- Description of the task -
Gather each line of the entries below that includes "foretatt".

- Data for processing -
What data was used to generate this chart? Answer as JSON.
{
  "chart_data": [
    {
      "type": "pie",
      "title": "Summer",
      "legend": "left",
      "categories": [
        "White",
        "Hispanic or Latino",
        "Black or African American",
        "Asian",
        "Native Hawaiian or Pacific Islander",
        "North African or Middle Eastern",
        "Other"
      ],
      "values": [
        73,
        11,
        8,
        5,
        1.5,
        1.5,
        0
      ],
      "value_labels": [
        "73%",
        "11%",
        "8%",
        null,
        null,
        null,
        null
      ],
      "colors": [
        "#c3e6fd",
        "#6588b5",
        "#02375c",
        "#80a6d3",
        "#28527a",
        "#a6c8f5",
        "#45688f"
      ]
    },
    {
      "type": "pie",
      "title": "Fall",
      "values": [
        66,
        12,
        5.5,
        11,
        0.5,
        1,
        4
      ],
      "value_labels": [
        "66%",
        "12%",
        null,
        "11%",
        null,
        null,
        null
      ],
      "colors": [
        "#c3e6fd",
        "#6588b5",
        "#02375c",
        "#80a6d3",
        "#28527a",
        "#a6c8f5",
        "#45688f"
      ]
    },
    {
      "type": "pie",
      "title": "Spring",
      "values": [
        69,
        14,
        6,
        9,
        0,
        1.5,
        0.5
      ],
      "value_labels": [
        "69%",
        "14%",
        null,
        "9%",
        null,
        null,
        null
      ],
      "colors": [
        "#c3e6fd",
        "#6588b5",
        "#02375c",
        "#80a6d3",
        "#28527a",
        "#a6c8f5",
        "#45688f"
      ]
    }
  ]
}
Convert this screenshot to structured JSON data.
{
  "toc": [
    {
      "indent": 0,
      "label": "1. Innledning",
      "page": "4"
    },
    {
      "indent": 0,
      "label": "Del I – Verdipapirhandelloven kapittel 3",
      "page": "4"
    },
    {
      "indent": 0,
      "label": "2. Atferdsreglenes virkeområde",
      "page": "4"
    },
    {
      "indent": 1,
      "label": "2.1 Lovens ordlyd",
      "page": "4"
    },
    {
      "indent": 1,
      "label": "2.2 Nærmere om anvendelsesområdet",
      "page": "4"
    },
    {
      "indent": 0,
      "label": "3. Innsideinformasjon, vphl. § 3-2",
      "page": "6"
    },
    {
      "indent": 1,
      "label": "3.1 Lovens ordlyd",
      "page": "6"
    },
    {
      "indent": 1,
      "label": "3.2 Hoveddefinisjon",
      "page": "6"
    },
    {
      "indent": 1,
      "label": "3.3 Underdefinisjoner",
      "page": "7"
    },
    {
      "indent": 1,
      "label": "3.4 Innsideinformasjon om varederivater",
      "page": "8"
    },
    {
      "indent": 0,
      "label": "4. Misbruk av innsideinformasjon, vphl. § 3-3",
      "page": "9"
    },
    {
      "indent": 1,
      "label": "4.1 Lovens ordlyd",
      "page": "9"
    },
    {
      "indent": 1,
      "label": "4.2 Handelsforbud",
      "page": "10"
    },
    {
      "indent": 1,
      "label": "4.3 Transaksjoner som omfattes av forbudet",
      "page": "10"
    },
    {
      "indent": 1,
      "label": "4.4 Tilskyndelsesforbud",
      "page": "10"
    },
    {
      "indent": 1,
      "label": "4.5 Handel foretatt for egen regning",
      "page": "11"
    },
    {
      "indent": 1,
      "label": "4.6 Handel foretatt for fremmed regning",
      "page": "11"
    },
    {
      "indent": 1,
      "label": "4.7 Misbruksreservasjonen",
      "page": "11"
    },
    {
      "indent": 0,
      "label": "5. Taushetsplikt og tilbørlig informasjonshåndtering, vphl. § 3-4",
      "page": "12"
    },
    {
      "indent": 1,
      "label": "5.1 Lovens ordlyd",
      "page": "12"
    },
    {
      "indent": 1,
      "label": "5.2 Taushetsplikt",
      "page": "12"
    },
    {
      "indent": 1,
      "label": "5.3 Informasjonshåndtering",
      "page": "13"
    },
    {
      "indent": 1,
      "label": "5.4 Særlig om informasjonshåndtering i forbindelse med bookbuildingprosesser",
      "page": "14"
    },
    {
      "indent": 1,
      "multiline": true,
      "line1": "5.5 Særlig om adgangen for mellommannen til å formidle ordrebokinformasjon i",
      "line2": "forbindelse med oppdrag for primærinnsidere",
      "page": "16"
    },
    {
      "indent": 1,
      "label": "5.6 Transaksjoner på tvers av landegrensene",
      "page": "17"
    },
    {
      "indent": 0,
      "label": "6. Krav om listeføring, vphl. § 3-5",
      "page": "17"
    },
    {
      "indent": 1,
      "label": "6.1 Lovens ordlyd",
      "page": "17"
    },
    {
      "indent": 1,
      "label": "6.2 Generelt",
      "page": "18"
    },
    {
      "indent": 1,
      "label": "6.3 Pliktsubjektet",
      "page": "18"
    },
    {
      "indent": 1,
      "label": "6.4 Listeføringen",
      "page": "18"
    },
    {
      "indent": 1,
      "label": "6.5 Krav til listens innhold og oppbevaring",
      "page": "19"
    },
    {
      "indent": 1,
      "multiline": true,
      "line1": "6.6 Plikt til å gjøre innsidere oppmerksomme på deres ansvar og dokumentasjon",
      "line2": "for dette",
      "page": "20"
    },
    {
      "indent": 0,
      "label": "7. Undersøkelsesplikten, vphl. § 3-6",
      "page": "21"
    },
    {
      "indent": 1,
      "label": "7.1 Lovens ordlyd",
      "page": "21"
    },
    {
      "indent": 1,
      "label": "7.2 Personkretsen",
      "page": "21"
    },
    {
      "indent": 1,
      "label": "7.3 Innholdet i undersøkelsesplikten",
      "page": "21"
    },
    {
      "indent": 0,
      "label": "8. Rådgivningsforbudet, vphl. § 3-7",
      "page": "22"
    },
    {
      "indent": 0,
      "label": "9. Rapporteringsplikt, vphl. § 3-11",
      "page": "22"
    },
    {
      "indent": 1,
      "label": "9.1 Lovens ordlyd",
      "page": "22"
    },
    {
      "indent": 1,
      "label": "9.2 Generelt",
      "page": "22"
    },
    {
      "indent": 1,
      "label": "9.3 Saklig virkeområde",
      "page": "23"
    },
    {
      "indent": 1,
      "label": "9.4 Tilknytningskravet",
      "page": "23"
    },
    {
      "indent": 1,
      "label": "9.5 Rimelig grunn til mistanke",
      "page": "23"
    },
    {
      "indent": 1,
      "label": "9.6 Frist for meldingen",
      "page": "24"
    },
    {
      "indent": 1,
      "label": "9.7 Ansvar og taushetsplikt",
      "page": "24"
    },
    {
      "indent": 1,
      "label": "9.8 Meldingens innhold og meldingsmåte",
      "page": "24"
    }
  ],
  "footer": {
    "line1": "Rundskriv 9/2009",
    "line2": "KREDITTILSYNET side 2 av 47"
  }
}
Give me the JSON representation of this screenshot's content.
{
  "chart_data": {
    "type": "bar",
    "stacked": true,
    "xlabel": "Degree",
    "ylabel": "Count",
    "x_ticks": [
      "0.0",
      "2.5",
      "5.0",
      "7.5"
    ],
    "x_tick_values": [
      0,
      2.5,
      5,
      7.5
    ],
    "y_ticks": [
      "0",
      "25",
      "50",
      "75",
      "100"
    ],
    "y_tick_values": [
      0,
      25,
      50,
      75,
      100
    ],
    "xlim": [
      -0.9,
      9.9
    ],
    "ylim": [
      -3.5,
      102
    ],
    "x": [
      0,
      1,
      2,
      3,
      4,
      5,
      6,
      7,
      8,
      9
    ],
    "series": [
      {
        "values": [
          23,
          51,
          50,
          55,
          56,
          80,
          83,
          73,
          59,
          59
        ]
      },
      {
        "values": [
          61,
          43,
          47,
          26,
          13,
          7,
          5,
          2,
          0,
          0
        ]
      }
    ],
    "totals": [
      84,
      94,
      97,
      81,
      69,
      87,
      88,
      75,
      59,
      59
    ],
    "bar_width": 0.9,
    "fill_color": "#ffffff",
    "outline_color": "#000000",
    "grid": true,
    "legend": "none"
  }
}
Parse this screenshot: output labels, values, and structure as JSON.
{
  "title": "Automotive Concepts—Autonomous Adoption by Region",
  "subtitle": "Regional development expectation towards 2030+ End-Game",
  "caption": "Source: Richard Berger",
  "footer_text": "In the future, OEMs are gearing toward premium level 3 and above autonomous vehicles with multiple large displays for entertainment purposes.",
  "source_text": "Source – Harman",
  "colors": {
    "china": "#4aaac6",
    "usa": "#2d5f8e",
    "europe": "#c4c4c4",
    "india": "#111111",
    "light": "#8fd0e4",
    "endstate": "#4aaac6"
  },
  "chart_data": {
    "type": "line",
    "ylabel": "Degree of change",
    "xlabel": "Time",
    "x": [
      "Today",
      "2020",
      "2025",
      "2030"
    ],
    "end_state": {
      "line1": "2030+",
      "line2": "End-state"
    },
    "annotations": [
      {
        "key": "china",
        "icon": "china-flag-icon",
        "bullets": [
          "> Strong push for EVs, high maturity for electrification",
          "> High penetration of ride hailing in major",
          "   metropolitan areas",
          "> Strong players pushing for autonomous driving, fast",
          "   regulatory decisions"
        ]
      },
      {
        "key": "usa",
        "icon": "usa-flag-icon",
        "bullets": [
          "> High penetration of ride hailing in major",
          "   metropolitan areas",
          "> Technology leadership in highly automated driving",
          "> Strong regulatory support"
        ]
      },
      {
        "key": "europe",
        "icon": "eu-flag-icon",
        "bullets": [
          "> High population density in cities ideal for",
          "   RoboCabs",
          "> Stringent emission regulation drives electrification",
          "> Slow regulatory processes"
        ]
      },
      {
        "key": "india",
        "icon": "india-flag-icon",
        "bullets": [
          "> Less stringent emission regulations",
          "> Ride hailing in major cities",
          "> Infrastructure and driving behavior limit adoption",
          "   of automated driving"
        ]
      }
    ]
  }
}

- The response -
      "label": "4.5 Handel foretatt for egen regning",
      "label": "4.6 Handel foretatt for fremmed regning",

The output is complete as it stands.